FRAGMENTO PRESENTADO:

---

El proyecto minero Los Azules, ubicado en la provincia de San Juan, volvió a posicionarse como uno de los desarrollos cupríferos más relevantes de Argentina durante el Argentina Market Briefing, organizado por S&P Global Energy, donde se analizó el escenario global de la industria del cobre y el papel que el país podría desempeñar en los próximos años.
Durante el encuentro, el director general de McEwen Copper, Michael Meding, participó de un panel de alto nivel en el que se abordaron los desafíos que enfrenta el sector frente al fuerte crecimiento de la demanda de cobre impulsada por la transición energética mundial.
Según las proyecciones presentadas, la demanda global de cobre pasará de los actuales 27 millones de toneladas anuales a cerca de 42 millones de toneladas en 2040, mientras que la oferta alcanzaría su punto máximo alrededor de 2030 para luego comenzar a disminuir. Este escenario generaría un déficit cercano a 10 millones de toneladas, una brecha que solo podrá cubrirse con nuevos proyectos de gran escala y desarrollados bajo estándares internacionales.
En ese contexto, Argentina aparece como uno de los países con mayor potencial de crecimiento. De acuerdo con estimaciones difundidas por las propias compañías mineras, los proyectos Los Azules, El Pachón, Vicuña, Taca Taca y MARA podrían producir en conjunto alrededor de 1,5 millones de toneladas de cobre por año hacia 2035, ubicando al país entre los cinco principales productores del mundo, pese a que actualmente no registra producción cuprífera a gran escala.
Las proyecciones indican además que, una vez desarrollados todos esos emprendimientos, Argentina podría aportar aproximadamente el 15 % del déficit mundial de cobre, consolidándose como un proveedor estratégico para abastecer la demanda de minerales críticos necesarios para la electrificación, las energías renovables y la fabricación de vehículos eléctricos.

---

INFORMACIÓN REGISTRADA:

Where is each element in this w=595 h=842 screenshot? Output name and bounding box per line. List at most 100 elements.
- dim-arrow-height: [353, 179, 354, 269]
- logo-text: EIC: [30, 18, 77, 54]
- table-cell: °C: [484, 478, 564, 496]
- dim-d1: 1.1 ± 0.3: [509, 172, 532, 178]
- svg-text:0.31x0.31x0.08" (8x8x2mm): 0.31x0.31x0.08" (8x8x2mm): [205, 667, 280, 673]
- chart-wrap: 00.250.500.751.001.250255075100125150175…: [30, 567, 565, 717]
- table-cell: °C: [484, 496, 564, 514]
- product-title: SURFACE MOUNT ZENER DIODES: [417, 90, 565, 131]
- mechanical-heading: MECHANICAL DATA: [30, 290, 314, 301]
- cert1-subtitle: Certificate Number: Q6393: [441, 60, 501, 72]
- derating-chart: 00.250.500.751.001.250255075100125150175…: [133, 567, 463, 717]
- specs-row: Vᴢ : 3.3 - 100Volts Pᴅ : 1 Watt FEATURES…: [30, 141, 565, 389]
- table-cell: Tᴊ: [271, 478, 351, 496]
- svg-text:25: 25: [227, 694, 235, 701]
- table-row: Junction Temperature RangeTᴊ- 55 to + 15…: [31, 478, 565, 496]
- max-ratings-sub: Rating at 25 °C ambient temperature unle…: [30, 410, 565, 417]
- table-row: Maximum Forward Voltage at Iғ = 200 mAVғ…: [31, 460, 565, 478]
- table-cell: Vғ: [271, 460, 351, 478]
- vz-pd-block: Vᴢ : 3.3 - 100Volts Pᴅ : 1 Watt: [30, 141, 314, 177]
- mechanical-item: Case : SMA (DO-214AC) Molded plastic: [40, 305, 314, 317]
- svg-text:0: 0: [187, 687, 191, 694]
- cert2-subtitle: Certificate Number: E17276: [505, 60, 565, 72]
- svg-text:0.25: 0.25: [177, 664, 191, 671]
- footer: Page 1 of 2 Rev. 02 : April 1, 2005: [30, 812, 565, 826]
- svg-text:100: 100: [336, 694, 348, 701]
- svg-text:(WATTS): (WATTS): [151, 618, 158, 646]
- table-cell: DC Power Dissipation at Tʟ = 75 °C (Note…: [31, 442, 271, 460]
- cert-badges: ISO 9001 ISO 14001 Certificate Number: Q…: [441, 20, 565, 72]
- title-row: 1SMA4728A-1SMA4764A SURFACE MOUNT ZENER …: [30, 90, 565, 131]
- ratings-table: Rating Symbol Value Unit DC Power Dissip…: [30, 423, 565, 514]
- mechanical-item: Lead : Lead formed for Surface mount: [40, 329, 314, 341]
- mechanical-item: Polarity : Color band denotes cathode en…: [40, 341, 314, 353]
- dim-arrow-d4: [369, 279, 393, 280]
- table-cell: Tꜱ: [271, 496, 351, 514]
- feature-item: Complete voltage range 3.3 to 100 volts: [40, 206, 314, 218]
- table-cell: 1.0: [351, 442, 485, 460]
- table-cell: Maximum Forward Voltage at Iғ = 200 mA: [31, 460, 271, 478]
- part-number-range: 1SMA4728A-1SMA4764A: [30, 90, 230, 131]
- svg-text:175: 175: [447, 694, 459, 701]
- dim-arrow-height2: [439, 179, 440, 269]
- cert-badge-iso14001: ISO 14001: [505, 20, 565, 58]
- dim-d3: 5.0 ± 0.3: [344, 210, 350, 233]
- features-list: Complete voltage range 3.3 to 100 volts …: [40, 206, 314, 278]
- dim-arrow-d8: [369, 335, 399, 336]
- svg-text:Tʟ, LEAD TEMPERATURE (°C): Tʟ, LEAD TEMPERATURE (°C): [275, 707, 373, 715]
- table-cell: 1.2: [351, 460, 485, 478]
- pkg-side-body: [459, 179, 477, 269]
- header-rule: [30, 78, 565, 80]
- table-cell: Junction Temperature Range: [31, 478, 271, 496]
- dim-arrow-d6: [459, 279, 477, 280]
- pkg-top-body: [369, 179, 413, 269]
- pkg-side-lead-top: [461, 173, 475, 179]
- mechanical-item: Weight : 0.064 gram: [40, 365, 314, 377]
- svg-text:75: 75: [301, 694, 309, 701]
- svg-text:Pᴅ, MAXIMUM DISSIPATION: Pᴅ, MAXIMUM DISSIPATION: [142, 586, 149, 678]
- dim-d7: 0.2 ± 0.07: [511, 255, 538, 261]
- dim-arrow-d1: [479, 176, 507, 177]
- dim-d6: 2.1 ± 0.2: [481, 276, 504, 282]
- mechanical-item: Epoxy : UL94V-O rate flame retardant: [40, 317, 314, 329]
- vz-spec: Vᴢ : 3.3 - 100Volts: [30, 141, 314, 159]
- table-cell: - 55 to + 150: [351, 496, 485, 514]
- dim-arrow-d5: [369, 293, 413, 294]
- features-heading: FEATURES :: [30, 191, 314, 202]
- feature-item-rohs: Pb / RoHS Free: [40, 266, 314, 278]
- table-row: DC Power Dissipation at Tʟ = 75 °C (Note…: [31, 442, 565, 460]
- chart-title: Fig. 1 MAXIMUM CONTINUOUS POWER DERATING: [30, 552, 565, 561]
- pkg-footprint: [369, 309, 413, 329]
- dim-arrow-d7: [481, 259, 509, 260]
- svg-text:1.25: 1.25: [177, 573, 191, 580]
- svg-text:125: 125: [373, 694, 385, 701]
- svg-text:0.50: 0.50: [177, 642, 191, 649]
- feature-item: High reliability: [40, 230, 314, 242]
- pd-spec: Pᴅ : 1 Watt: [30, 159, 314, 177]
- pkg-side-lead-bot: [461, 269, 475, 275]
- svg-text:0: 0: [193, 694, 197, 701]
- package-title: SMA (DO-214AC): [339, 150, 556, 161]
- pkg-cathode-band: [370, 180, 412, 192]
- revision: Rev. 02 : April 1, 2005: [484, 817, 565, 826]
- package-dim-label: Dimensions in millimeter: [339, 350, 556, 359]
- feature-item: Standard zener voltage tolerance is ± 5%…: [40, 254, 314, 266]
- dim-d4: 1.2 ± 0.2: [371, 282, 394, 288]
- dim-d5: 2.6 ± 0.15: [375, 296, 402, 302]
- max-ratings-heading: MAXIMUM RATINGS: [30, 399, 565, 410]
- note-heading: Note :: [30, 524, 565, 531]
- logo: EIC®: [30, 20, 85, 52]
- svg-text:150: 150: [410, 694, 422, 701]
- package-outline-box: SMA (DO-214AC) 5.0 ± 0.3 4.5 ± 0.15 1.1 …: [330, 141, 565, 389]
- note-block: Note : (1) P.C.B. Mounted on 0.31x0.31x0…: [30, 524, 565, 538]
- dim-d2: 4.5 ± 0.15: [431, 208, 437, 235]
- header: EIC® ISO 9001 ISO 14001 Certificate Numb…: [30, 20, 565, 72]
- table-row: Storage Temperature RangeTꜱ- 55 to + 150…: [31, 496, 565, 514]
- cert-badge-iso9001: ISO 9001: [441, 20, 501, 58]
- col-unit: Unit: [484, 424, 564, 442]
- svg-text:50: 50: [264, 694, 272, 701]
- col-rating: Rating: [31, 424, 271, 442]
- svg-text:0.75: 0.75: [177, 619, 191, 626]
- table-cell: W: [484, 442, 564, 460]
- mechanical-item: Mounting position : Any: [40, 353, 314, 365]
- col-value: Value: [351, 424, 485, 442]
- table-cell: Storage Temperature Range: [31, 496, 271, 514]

---

TRABAJO A REALIZAR:
1. Transcriba el pasaje del texto sobre el proyecto Los Azules que va desde "En ese contexto, Argentina" hasta "de vehículos eléctricos.", con ambos extremos incluidos.
2. De acuerdo con el texto sobre el proyecto Los Azules, ¿de qué empresa es director general Michael Meding?

RESPUESTAS DEL EJERCICIO:
1.
En ese contexto, Argentina aparece como uno de los países con mayor potencial de crecimiento. De acuerdo con estimaciones difundidas por las propias compañías mineras, los proyectos Los Azules, El Pachón, Vicuña, Taca Taca y MARA podrían producir en conjunto alrededor de 1,5 millones de toneladas de cobre por año hacia 2035, ubicando al país entre los cinco principales productores del mundo, pese a que actualmente no registra producción cuprífera a gran escala.
Las proyecciones indican además que, una vez desarrollados todos esos emprendimientos, Argentina podría aportar aproximadamente el 15 % del déficit mundial de cobre, consolidándose como un proveedor estratégico para abastecer la demanda de minerales críticos necesarios para la electrificación, las energías renovables y la fabricación de vehículos eléctricos.

2. Michael Meding es el director general de McEwen Copper.